Update the rows from the first one through the line containing "bottom-rule [57, 1697, 1143, 1699]", replacing "bazaar" with "market" and leaving everything else unchanged.

──────

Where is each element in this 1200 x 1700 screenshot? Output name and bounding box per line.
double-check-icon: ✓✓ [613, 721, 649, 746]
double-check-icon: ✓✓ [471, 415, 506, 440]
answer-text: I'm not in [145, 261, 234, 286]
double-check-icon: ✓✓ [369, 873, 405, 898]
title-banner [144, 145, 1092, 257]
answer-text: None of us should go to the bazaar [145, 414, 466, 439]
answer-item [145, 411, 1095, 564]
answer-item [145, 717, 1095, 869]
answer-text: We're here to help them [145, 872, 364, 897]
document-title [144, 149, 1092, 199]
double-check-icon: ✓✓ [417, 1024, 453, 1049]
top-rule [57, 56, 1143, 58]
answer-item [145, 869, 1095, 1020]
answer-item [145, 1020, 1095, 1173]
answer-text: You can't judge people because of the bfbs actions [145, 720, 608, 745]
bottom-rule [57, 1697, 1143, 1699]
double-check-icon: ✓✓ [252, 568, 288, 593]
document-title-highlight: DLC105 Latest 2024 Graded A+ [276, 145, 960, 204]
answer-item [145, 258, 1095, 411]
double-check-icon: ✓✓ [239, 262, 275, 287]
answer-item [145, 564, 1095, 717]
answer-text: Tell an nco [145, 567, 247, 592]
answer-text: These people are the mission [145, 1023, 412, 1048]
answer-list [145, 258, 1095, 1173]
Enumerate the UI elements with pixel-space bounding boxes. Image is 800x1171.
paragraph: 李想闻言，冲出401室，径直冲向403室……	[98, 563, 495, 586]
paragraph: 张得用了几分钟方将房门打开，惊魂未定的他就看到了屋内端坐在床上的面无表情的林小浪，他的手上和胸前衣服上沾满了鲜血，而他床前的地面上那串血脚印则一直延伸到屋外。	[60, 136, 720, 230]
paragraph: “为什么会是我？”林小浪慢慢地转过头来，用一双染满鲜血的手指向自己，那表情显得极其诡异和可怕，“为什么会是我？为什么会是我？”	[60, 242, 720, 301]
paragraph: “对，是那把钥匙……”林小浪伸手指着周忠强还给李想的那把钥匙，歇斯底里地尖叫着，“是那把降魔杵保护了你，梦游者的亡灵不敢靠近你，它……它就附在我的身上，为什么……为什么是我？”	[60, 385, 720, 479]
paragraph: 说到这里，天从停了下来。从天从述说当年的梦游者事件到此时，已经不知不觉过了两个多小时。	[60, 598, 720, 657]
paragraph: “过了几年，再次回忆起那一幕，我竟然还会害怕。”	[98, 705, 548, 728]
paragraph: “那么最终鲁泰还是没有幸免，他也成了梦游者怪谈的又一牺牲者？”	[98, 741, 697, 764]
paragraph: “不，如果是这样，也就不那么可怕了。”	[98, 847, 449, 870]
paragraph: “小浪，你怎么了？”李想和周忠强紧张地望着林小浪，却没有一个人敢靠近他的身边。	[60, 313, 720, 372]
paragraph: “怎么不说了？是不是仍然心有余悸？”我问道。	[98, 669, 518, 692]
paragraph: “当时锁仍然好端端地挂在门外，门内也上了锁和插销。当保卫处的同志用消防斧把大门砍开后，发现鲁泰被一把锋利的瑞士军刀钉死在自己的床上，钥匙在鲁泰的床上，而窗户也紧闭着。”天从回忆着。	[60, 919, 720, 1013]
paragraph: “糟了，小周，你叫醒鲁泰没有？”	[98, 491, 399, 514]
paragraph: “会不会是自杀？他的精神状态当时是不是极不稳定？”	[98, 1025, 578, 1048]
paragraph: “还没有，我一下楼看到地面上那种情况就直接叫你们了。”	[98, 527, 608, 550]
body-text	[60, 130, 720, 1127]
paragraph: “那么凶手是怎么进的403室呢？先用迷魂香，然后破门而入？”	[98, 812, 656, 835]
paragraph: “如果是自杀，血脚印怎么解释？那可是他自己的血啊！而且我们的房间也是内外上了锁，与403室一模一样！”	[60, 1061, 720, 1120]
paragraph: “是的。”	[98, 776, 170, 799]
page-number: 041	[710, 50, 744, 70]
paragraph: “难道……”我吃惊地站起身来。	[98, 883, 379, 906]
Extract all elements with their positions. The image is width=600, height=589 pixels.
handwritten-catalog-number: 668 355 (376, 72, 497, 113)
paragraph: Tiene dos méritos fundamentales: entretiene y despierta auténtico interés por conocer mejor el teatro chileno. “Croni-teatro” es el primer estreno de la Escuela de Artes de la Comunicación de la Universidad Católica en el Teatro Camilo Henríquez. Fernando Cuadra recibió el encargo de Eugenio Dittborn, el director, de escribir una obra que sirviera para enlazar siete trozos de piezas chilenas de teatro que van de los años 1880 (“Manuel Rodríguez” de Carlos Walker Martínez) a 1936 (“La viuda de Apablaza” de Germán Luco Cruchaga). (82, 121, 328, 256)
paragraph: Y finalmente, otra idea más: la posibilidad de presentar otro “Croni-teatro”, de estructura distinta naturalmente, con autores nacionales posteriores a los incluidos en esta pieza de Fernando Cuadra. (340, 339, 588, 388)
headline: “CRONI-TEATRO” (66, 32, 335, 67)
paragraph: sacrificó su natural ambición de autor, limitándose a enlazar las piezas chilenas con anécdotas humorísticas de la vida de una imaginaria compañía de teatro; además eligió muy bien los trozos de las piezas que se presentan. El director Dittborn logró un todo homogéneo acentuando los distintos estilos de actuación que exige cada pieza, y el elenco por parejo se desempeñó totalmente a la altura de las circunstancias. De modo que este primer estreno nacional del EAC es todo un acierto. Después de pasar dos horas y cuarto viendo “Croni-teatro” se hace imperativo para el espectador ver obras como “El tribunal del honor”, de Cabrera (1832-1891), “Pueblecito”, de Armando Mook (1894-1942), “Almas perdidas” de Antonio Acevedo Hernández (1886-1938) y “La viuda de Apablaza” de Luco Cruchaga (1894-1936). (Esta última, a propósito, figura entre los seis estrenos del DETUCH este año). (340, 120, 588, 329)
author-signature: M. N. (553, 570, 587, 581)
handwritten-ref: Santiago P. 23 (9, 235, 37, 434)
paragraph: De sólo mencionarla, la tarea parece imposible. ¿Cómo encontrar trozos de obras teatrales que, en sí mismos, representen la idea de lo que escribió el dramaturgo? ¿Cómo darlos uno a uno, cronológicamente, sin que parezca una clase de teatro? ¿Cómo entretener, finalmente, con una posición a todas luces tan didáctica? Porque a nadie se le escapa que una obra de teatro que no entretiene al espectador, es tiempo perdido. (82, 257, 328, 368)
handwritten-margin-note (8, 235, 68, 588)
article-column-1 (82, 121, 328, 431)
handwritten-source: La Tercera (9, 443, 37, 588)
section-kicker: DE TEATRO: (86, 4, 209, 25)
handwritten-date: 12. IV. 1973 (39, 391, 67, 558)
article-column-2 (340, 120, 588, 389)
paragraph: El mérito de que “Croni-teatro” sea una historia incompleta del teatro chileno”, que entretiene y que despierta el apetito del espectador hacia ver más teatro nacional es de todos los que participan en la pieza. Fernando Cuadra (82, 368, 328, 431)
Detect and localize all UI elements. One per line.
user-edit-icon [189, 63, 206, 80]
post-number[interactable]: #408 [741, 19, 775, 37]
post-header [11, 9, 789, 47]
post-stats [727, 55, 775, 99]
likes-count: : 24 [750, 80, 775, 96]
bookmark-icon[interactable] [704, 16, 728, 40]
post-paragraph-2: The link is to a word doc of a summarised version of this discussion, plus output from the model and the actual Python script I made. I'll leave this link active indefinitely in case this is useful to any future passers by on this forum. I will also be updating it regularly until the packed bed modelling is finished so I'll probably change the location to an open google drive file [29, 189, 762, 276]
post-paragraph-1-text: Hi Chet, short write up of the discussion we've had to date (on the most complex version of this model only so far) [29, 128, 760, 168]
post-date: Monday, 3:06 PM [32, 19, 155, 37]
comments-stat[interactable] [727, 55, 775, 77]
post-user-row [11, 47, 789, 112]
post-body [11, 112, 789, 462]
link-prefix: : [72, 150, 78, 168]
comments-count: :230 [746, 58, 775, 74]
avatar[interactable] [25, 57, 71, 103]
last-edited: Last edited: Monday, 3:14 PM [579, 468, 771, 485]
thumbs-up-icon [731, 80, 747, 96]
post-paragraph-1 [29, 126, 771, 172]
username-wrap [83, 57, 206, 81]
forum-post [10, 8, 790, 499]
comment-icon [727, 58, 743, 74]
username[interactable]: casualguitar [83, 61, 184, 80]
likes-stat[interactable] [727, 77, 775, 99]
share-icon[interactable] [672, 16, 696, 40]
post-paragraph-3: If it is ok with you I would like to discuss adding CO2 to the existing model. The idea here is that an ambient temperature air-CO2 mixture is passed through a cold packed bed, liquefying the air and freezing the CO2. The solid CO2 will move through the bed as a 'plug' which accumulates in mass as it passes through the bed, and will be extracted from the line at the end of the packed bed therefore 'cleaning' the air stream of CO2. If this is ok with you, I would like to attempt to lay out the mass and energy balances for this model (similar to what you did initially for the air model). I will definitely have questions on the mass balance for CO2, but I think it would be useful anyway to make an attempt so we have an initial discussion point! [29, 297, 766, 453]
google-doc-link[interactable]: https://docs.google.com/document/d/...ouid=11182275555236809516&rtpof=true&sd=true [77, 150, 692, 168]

──────

SOLUTION TO THIS PROBLEM:
Where is each element in this 1200 x 1700 screenshot? Output name and bounding box per line.
double-check-icon: ✓✓ [613, 721, 649, 746]
double-check-icon: ✓✓ [471, 415, 506, 440]
answer-text: I'm not in [145, 261, 234, 286]
double-check-icon: ✓✓ [369, 873, 405, 898]
title-banner [144, 145, 1092, 257]
answer-text: None of us should go to the market [145, 414, 466, 439]
answer-item [145, 411, 1095, 564]
answer-item [145, 717, 1095, 869]
answer-text: We're here to help them [145, 872, 364, 897]
document-title [144, 149, 1092, 199]
double-check-icon: ✓✓ [417, 1024, 453, 1049]
top-rule [57, 56, 1143, 58]
answer-item [145, 869, 1095, 1020]
answer-item [145, 1020, 1095, 1173]
answer-text: You can't judge people because of the bfbs actions [145, 720, 608, 745]
bottom-rule [57, 1697, 1143, 1699]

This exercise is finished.